[start of Records provided]
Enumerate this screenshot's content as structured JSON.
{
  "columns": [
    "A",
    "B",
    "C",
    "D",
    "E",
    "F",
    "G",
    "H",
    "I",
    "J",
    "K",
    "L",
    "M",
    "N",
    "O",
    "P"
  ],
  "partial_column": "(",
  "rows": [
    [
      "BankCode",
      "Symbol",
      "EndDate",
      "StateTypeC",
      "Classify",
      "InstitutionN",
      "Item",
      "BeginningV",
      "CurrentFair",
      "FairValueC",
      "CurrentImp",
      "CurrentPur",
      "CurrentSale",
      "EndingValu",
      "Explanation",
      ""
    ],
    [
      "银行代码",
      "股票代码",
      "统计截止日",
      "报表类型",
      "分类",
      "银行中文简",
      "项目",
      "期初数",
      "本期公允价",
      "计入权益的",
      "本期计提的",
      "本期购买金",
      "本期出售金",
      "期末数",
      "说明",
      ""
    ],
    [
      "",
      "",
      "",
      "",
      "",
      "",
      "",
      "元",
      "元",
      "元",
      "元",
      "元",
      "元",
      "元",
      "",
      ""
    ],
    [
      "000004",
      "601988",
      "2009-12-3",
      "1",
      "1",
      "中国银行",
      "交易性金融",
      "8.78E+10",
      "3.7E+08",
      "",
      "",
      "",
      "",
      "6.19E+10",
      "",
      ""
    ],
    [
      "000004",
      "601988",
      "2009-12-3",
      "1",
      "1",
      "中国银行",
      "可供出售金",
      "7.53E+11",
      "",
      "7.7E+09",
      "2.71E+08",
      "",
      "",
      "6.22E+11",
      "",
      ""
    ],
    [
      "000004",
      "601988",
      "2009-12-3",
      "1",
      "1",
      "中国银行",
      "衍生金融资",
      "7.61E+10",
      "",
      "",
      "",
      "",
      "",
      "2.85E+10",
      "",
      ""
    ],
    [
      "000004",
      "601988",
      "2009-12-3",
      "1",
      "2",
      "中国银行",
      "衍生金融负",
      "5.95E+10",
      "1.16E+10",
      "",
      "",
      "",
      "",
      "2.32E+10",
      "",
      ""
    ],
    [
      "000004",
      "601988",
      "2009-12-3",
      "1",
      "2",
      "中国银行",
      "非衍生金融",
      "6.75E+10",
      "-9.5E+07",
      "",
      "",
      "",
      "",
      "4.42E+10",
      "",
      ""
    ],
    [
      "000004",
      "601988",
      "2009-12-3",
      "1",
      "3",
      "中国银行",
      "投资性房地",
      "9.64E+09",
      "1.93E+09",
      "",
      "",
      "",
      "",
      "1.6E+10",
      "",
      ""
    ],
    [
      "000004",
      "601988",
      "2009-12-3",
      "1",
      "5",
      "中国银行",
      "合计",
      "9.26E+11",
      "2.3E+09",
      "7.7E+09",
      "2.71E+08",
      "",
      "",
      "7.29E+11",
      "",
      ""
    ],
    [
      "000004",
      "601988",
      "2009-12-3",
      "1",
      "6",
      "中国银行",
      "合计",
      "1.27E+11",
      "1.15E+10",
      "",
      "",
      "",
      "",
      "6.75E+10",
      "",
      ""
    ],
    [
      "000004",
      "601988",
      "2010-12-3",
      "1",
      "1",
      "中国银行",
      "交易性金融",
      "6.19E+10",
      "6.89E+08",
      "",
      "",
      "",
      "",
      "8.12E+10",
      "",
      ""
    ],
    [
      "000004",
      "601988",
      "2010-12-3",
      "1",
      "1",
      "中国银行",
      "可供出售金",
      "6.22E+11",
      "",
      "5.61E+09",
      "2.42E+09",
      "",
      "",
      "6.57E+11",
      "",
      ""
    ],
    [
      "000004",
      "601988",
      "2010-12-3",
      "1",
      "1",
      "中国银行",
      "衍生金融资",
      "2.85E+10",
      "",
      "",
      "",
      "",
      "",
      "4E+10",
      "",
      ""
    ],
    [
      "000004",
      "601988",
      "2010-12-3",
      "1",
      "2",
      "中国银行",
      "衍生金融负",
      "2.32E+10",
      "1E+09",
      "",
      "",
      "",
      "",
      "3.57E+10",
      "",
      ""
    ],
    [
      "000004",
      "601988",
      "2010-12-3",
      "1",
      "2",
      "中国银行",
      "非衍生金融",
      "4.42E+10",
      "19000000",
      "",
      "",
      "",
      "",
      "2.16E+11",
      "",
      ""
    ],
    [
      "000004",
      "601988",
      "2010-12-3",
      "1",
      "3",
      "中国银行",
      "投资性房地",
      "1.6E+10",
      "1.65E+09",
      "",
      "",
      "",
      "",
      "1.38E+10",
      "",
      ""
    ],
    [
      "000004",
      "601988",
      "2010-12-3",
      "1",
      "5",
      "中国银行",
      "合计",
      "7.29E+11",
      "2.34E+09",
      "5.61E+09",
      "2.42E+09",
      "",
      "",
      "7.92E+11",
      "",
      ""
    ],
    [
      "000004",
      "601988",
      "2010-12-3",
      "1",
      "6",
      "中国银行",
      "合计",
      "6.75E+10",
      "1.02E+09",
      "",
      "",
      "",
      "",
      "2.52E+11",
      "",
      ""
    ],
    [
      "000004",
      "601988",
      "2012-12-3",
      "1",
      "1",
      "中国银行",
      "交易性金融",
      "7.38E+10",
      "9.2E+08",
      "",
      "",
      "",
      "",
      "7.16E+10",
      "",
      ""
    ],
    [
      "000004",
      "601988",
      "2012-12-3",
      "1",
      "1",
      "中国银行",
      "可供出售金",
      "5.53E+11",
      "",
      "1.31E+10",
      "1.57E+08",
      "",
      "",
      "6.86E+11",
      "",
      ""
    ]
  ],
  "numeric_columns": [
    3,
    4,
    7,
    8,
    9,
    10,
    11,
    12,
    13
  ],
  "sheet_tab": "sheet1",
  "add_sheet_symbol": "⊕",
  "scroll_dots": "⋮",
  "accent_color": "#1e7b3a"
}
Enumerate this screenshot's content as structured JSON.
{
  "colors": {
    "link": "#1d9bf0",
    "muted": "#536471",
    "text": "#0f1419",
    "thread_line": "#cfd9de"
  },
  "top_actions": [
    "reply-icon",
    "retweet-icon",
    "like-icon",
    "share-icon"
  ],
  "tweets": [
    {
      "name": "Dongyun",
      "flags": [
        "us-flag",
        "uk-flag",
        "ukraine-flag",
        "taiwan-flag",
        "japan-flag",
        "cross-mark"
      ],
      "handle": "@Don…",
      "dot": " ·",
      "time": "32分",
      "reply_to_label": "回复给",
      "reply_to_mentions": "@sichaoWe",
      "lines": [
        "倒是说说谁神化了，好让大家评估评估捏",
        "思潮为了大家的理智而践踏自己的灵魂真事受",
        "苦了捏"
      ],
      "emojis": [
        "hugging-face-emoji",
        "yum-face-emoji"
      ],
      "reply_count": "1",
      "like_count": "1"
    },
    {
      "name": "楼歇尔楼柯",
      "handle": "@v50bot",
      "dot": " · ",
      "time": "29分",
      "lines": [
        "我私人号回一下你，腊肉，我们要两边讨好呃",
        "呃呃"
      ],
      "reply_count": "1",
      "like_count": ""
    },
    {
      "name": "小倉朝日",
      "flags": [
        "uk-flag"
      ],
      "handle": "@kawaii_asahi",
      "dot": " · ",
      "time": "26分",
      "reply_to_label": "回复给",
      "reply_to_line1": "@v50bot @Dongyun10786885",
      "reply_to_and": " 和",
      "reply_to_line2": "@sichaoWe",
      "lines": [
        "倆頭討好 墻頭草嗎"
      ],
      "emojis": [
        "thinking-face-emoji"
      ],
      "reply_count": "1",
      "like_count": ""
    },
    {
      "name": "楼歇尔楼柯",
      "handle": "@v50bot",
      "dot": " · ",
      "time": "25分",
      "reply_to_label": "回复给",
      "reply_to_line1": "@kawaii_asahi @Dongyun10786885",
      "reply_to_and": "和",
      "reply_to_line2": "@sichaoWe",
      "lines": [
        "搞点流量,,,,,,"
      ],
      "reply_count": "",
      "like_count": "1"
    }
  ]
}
[end of Records provided]
▸ **Short task**: Extract every line containing the string "name" from the data above.

▸ **Response for this exercise**:
      "name": "Dongyun",
      "name": "楼歇尔楼柯",
      "name": "小倉朝日",
      "name": "楼歇尔楼柯",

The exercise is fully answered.